WRITTEN REQUEST>
Every entry must be echoed exactly.

(Extracted records)

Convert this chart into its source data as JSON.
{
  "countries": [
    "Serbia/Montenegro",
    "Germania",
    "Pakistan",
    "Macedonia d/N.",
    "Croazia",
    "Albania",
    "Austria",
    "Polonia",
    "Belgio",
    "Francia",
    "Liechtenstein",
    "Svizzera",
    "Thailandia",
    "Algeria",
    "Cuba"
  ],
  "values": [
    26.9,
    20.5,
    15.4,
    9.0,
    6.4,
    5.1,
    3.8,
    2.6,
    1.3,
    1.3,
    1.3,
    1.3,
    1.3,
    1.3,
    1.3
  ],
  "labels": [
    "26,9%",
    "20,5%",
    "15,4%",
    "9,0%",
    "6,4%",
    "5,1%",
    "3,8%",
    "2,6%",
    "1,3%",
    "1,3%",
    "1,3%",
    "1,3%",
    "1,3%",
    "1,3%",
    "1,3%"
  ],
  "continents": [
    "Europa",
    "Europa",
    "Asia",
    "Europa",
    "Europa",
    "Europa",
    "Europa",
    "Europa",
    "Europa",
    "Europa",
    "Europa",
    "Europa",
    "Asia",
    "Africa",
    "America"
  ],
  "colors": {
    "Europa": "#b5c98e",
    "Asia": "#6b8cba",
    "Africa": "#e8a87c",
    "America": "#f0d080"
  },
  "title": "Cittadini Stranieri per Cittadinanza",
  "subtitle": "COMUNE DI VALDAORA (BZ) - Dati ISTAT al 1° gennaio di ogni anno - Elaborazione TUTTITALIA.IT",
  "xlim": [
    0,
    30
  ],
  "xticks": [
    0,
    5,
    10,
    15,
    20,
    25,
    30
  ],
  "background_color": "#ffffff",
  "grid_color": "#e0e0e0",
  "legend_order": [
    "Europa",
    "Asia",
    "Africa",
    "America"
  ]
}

SOLUTION TO THIS PROBLEM>
Convert this chart into its source data as JSON.
{
  "countries": [
    "Serbia/Montenegro",
    "Germania",
    "Pakistan",
    "Macedonia d/N.",
    "Croazia",
    "Albania",
    "Austria",
    "Polonia",
    "Belgio",
    "Francia",
    "Liechtenstein",
    "Svizzera",
    "Thailandia",
    "Algeria",
    "Cuba"
  ],
  "values": [
    26.9,
    20.5,
    15.4,
    9.0,
    6.4,
    5.1,
    3.8,
    2.6,
    1.3,
    1.3,
    1.3,
    1.3,
    1.3,
    1.3,
    1.3
  ],
  "labels": [
    "26,9%",
    "20,5%",
    "15,4%",
    "9,0%",
    "6,4%",
    "5,1%",
    "3,8%",
    "2,6%",
    "1,3%",
    "1,3%",
    "1,3%",
    "1,3%",
    "1,3%",
    "1,3%",
    "1,3%"
  ],
  "continents": [
    "Europa",
    "Europa",
    "Asia",
    "Europa",
    "Europa",
    "Europa",
    "Europa",
    "Europa",
    "Europa",
    "Europa",
    "Europa",
    "Europa",
    "Asia",
    "Africa",
    "America"
  ],
  "colors": {
    "Europa": "#b5c98e",
    "Asia": "#6b8cba",
    "Africa": "#e8a87c",
    "America": "#f0d080"
  },
  "title": "Cittadini Stranieri per Cittadinanza",
  "subtitle": "COMUNE DI VALDAORA (BZ) - Dati ISTAT al 1° gennaio di ogni anno - Elaborazione TUTTITALIA.IT",
  "xlim": [
    0,
    30
  ],
  "xticks": [
    0,
    5,
    10,
    15,
    20,
    25,
    30
  ],
  "background_color": "#ffffff",
  "grid_color": "#e0e0e0",
  "legend_order": [
    "Europa",
    "Asia",
    "Africa",
    "America"
  ]
}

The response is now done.